Opening Ears, Opening Doors

October 8, 2025

Two Butler School of Music faculty members partner with Austin Opera and Austin Public Libraries to bring opera to kids in summer program

Lily Guerrero holds her hand up to her ear in "listen" gesture at a Meet the Opera program
Assistant Professor of Voice Liliana Guerrero leads a program focused on instruments and music in the opera at Central Public Library. Photos courtesy of Austin Opera

by Alicia Dietrich

Assistant Professor of Voice Liliana Guerrero didn’t grow up in a household of opera-goers, and in fact, she didn’t have her first exposure until she was in high school, even though she played flute in marching band and was thinking about a career in music as a band director.

“But then I found out about opera,” Guerrero said. “I got really into voice lessons, and that completely changed everything that I was going to do.”

She’s often wondered how her pathway might have been different if she’d known about opera earlier. What other opportunities might have come her way if she’d had more access to opera as a kid?

Musicology Professor Charles Carson also stumbled across opera by accident in elementary school when an outreach group came to his school and performed opera excerpts.

“The next day, they put us on a bus and took us to Houston Grand Opera, and from that moment in third grade on, I’ve thought opera is the best thing,” Carson said. “I think about how if there’s one kid out there like me — if I can pay it forward to this one kid, then I’ve done my duty.”

Guerrero joined the Butler School of Music faculty in 2023 and partnered with her colleague Carson during her first year to create a youth engagement program to bring opera to children in Austin. While they first talked about a weeklong summer camp, they quickly realized the logistics of feeding children and managing liabilities of a summer camp were beyond their resources. So, they pivoted to partner with Austin Opera and Austin Public Libraries to propose a summer programming series across different branches last summer. 

A child wearing a mask and blue feather boa plays percussion sticks at a Meet the Opera program
A child participates in a program as part of the Meet the Opera series. Photo courtesy of Austin Opera

Their proposal was awarded a 2024-25 Community Engagement and Public Practice Seed Grant Recipient from the College of Fine Arts, which helped them purchase supplies and pay local artists for the program.
They planned a six-event series held at library branches across Austin in June and July. Guererro and Carson wanted to highlight many aspects of what it takes to make an opera beyond just the singers, so each event focused on a different aspect of opera:

  • The Singers
  • The Story
  • The Set Designer
  • The Orchestra
  • The Choreographer
  • Putting It Together

They chose branches from neighborhoods all over Austin to widen the reach of their programming as much as possible and serve different demographics. The program drew more than 350 attendees, and the children responded enthusiastically to the programming. 

“One student told me, ‘This sounds like mariachi music,’” Guererro said. “And I said, yeah, it kind of does, doesn’t it? Because you have that full-bodied singing. It’s very lush. Maybe he’s distinguishing that there’s brass and strings — there could be many, many things that he heard. But that was exciting to me because it was a way for them to connect to something that was foreign and see that opera’s really not that different.”

| Written tasks |
1. Answer these questions from the opera outreach article.
(a) In what year did Liliana Guerrero join the Butler School of Music faculty?
(b) Which opera company did Charles Carson's class visit the day after the outreach performance at his school?
(c) How many attendees did the library program draw?
2. Write the next part of the opera outreach article, picking up after its last sentence.
The data is not needed to work with the opera outreach article.

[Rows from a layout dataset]
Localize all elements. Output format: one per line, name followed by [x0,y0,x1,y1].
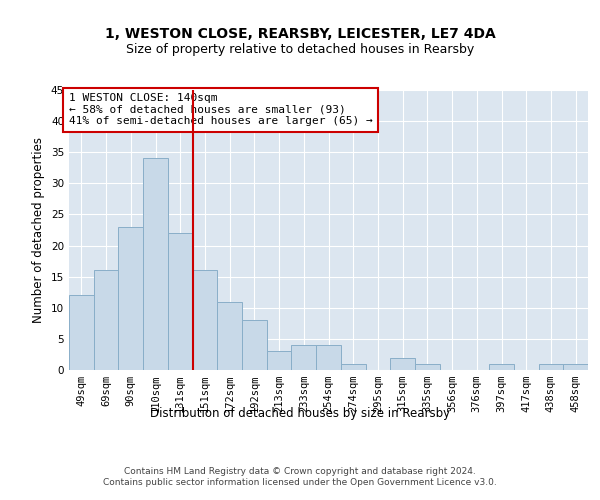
Bar [193,270,217,370]
Text: Distribution of detached houses by size in Rearsby: Distribution of detached houses by size … [150,408,450,420]
Bar [143,158,168,370]
Text: Contains HM Land Registry data © Crown copyright and database right 2024.
Contai: Contains HM Land Registry data © Crown c… [103,468,497,487]
Bar [242,320,267,370]
Bar [489,364,514,370]
Bar [341,364,365,370]
Bar [292,345,316,370]
Bar [118,227,143,370]
Bar [168,233,193,370]
Bar [539,364,563,370]
Y-axis label: Number of detached properties: Number of detached properties [32,137,46,323]
Text: 1 WESTON CLOSE: 140sqm
← 58% of detached houses are smaller (93)
41% of semi-det: 1 WESTON CLOSE: 140sqm ← 58% of detached… [69,93,373,126]
Bar [390,358,415,370]
Bar [267,352,292,370]
Bar [415,364,440,370]
Bar [217,302,242,370]
Bar [563,364,588,370]
Text: 1, WESTON CLOSE, REARSBY, LEICESTER, LE7 4DA: 1, WESTON CLOSE, REARSBY, LEICESTER, LE7… [104,28,496,42]
Text: Size of property relative to detached houses in Rearsby: Size of property relative to detached ho… [126,42,474,56]
Bar [316,345,341,370]
Bar [69,296,94,370]
Bar [94,270,118,370]
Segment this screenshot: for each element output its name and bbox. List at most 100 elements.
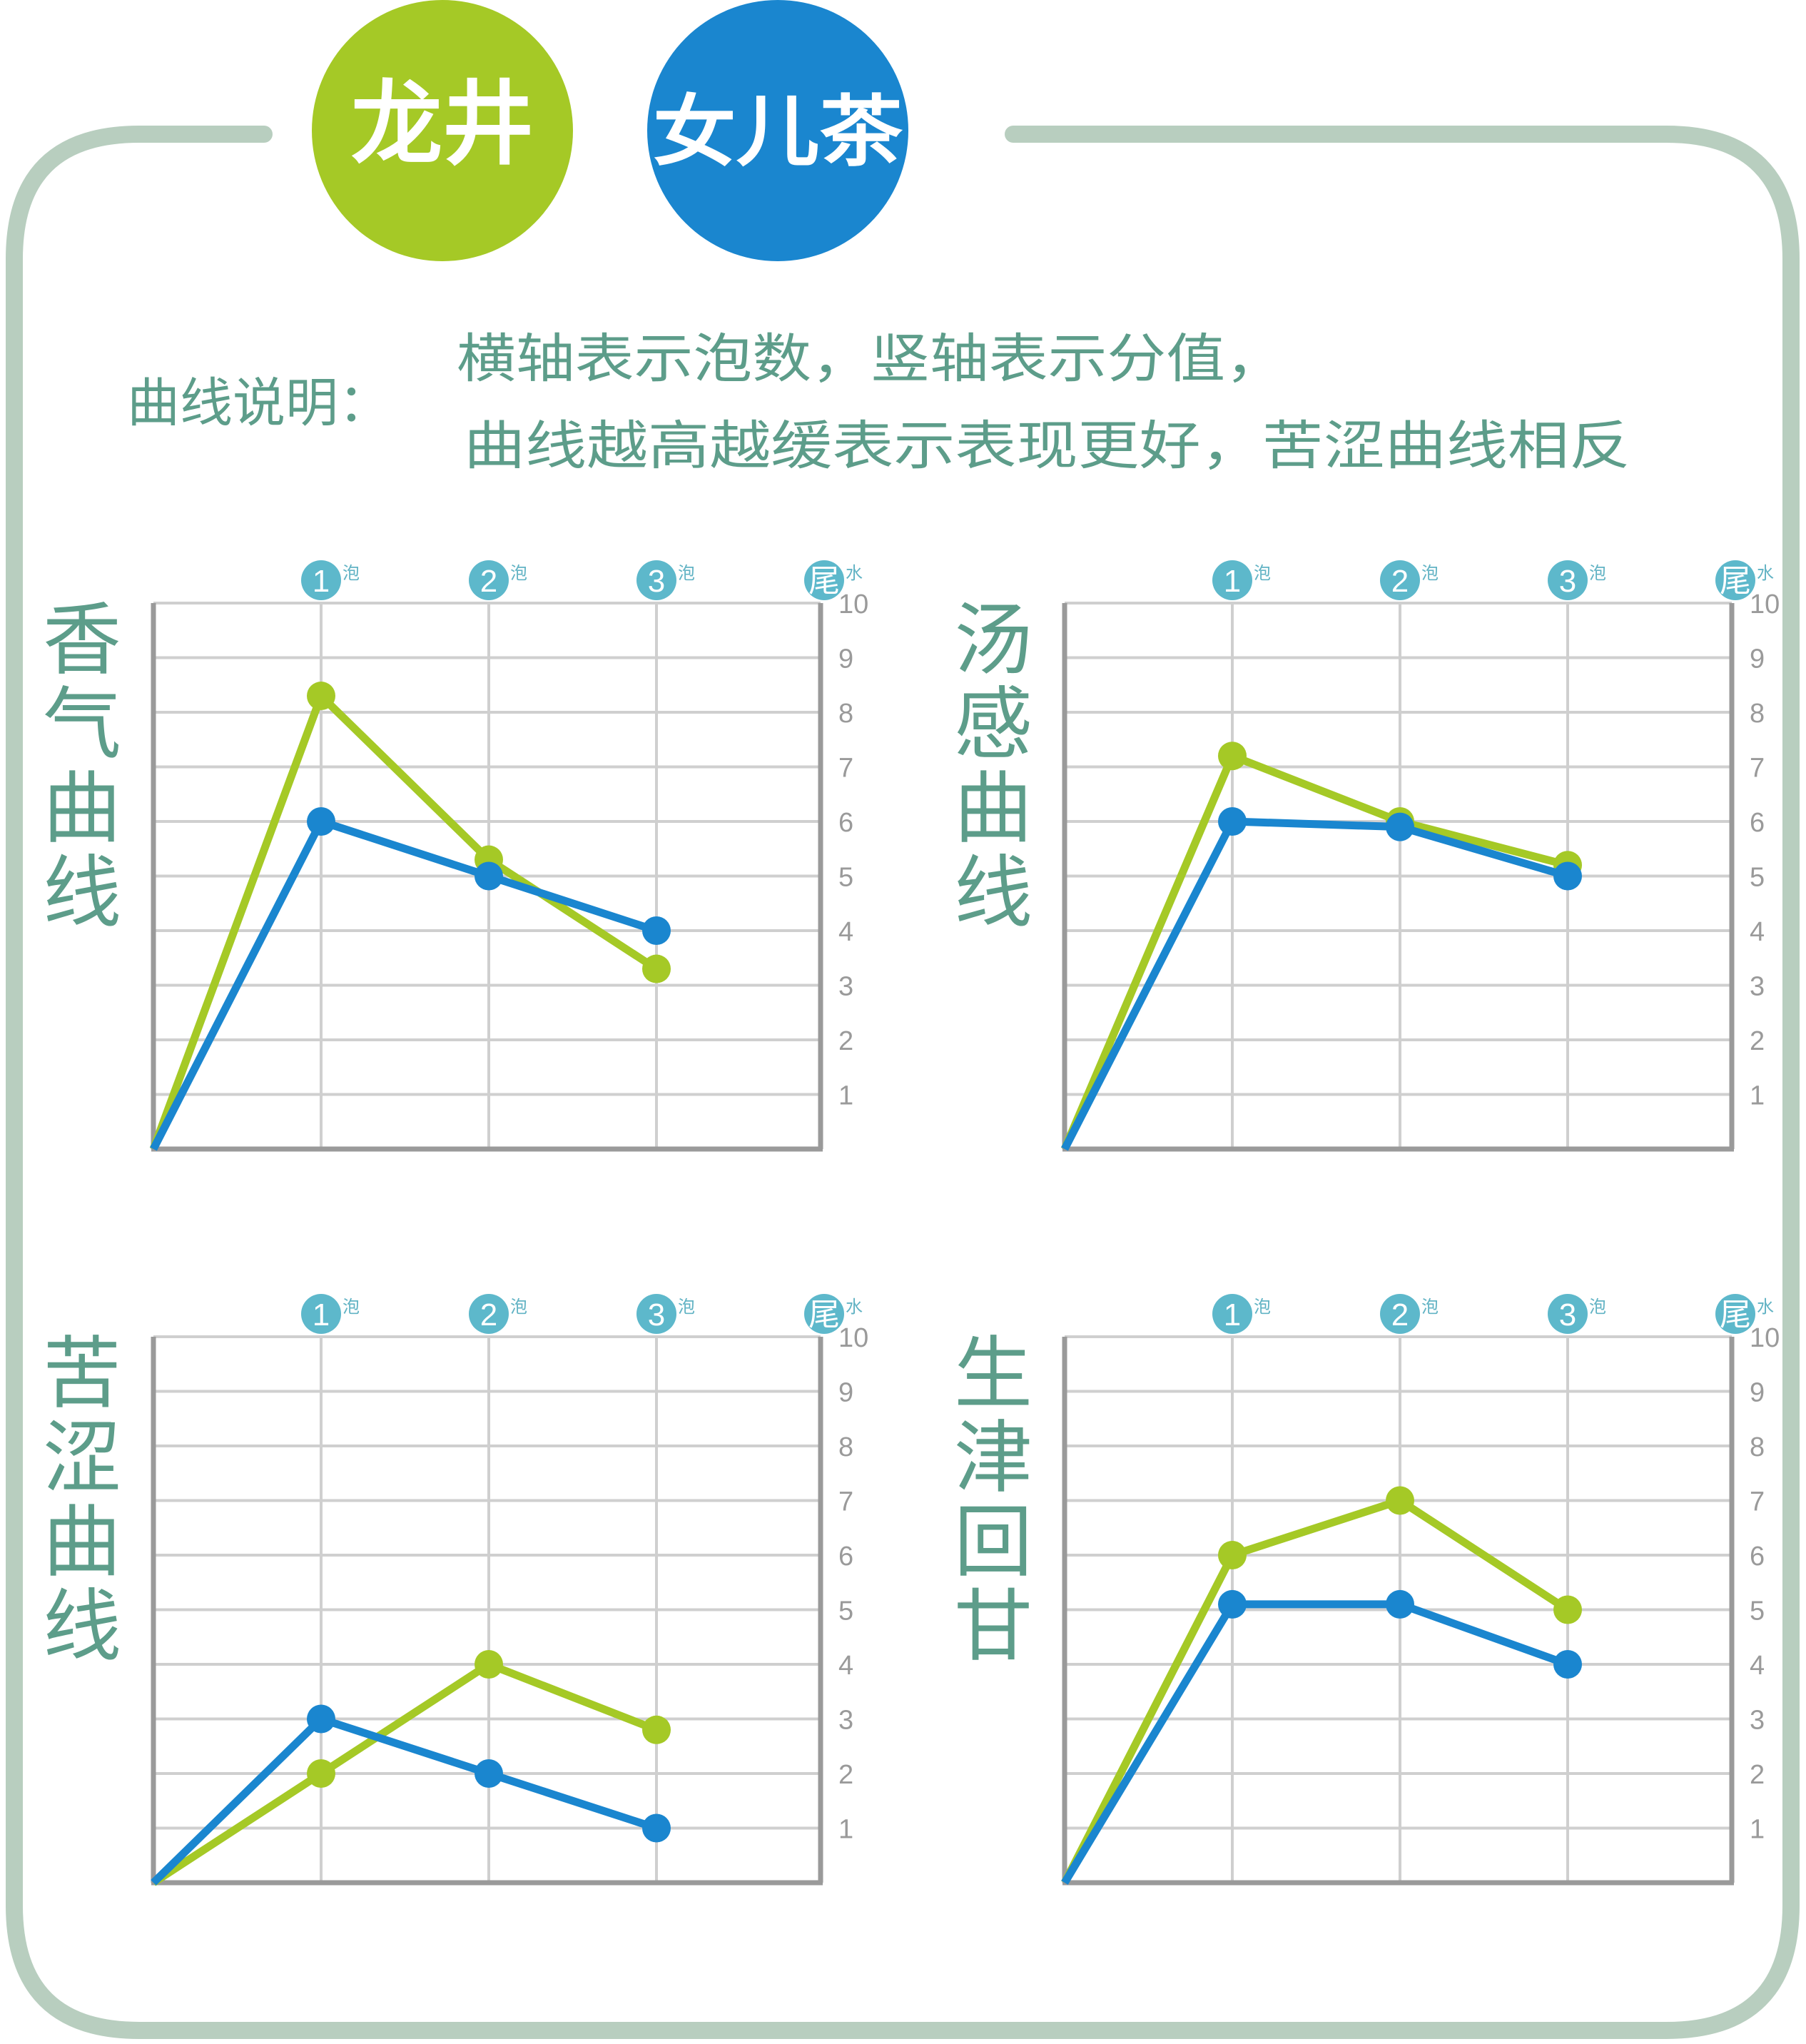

| Answers to the tasks |
1.
(a) 2023
(b) Houston Grand Opera
(c) More than 350

2.
Guerrero said the children also connected to the program when they talked about all the different languages that opera uses.

“They loved the idea that there were so many languages that opera is sung in, and they were racking their little minds to come up with the most obscure languages that they had heard of to ask me if there was an opera in that language because there probably is,” she said.

Charles Carson holds a tuba for a child to play
Professor Charles Carson holds a tuba for a participant to play at the instrument petting zoo as part of Meet the Opera's program.

They also hosted an instrument petting zoo with a flute, clarinet, trumpet, trombone, tuba, violin, viola, cello and piano for kids to not only handle, but play. The children lined up for the tuba, delighted in blowing into it and ran to the back of the line to wait for their turn to play it again.

“I just want there to be awareness in children that there are jobs that use your creativity and your imagination, and you don’t have to lose that as you become an adult,” Guererro said. “You might not become a famous opera singer, but you might really enjoy being in choir as an engineer or you might be a fantastic pre-med pianist who applies to UT and double majors in both areas.”

The program entered its second summer this year with six programs across new library branches in town, and Guerrero and Carson hope to secure grant funding to build on what the college’s seed grant made possible for the program. They brought back some guest artists from last year and a few new faces.

Both Guerrero and Carson are passionate about providing access to music, and they’re also deeply committed to the idea that exposure to the arts makes for better citizens.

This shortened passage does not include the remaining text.